**** Entries supplied ****

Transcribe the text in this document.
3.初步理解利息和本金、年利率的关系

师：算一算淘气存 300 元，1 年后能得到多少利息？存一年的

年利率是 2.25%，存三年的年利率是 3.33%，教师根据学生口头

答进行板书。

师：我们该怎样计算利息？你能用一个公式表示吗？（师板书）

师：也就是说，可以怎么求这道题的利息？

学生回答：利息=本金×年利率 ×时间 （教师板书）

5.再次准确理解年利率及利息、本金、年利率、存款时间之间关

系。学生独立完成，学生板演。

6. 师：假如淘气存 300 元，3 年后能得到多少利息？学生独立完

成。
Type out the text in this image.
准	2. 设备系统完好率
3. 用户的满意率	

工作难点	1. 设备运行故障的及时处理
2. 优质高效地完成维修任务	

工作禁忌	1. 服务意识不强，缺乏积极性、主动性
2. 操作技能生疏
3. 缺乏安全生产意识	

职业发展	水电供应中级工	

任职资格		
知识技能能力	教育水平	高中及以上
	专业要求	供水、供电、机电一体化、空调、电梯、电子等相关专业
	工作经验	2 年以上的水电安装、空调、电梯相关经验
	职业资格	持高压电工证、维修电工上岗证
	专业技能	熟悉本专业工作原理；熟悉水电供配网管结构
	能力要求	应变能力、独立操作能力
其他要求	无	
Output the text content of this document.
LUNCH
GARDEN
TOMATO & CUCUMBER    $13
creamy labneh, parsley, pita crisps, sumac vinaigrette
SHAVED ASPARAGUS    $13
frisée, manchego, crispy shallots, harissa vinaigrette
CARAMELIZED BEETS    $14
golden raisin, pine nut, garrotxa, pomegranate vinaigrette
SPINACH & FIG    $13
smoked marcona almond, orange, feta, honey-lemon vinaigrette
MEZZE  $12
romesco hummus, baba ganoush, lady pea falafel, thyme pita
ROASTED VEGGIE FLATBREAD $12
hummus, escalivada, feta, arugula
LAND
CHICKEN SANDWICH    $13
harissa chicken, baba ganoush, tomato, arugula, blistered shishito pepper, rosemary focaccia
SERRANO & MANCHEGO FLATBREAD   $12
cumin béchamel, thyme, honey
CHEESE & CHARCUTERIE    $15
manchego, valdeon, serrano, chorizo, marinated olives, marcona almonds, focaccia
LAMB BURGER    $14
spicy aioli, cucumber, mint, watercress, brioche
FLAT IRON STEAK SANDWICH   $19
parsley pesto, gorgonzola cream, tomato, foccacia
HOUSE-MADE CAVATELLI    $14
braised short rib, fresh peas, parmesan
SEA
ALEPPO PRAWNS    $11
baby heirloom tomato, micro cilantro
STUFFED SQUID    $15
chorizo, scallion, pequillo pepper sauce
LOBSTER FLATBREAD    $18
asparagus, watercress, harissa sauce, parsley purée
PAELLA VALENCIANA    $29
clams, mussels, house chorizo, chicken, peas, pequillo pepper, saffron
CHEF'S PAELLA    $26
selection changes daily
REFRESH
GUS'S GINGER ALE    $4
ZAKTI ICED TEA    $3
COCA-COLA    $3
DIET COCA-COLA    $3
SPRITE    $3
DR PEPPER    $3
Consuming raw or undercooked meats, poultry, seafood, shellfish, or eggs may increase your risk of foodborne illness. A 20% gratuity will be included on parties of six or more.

****

### Stated exercise
Output the full listing exactly as it stands.

### Task answer
Transcribe the text in this document.
3.初步理解利息和本金、年利率的关系

师：算一算淘气存 300 元，1 年后能得到多少利息？存一年的

年利率是 2.25%，存三年的年利率是 3.33%，教师根据学生口头

答进行板书。

师：我们该怎样计算利息？你能用一个公式表示吗？（师板书）

师：也就是说，可以怎么求这道题的利息？

学生回答：利息=本金×年利率 ×时间 （教师板书）

5.再次准确理解年利率及利息、本金、年利率、存款时间之间关

系。学生独立完成，学生板演。

6. 师：假如淘气存 300 元，3 年后能得到多少利息？学生独立完

成。
Type out the text in this image.
准	2. 设备系统完好率
3. 用户的满意率	

工作难点	1. 设备运行故障的及时处理
2. 优质高效地完成维修任务	

工作禁忌	1. 服务意识不强，缺乏积极性、主动性
2. 操作技能生疏
3. 缺乏安全生产意识	

职业发展	水电供应中级工	

任职资格		
知识技能能力	教育水平	高中及以上
	专业要求	供水、供电、机电一体化、空调、电梯、电子等相关专业
	工作经验	2 年以上的水电安装、空调、电梯相关经验
	职业资格	持高压电工证、维修电工上岗证
	专业技能	熟悉本专业工作原理；熟悉水电供配网管结构
	能力要求	应变能力、独立操作能力
其他要求	无	
Output the text content of this document.
LUNCH
GARDEN
TOMATO & CUCUMBER    $13
creamy labneh, parsley, pita crisps, sumac vinaigrette
SHAVED ASPARAGUS    $13
frisée, manchego, crispy shallots, harissa vinaigrette
CARAMELIZED BEETS    $14
golden raisin, pine nut, garrotxa, pomegranate vinaigrette
SPINACH & FIG    $13
smoked marcona almond, orange, feta, honey-lemon vinaigrette
MEZZE  $12
romesco hummus, baba ganoush, lady pea falafel, thyme pita
ROASTED VEGGIE FLATBREAD $12
hummus, escalivada, feta, arugula
LAND
CHICKEN SANDWICH    $13
harissa chicken, baba ganoush, tomato, arugula, blistered shishito pepper, rosemary focaccia
SERRANO & MANCHEGO FLATBREAD   $12
cumin béchamel, thyme, honey
CHEESE & CHARCUTERIE    $15
manchego, valdeon, serrano, chorizo, marinated olives, marcona almonds, focaccia
LAMB BURGER    $14
spicy aioli, cucumber, mint, watercress, brioche
FLAT IRON STEAK SANDWICH   $19
parsley pesto, gorgonzola cream, tomato, foccacia
HOUSE-MADE CAVATELLI    $14
braised short rib, fresh peas, parmesan
SEA
ALEPPO PRAWNS    $11
baby heirloom tomato, micro cilantro
STUFFED SQUID    $15
chorizo, scallion, pequillo pepper sauce
LOBSTER FLATBREAD    $18
asparagus, watercress, harissa sauce, parsley purée
PAELLA VALENCIANA    $29
clams, mussels, house chorizo, chicken, peas, pequillo pepper, saffron
CHEF'S PAELLA    $26
selection changes daily
REFRESH
GUS'S GINGER ALE    $4
ZAKTI ICED TEA    $3
COCA-COLA    $3
DIET COCA-COLA    $3
SPRITE    $3
DR PEPPER    $3
Consuming raw or undercooked meats, poultry, seafood, shellfish, or eggs may increase your risk of foodborne illness. A 20% gratuity will be included on parties of six or more.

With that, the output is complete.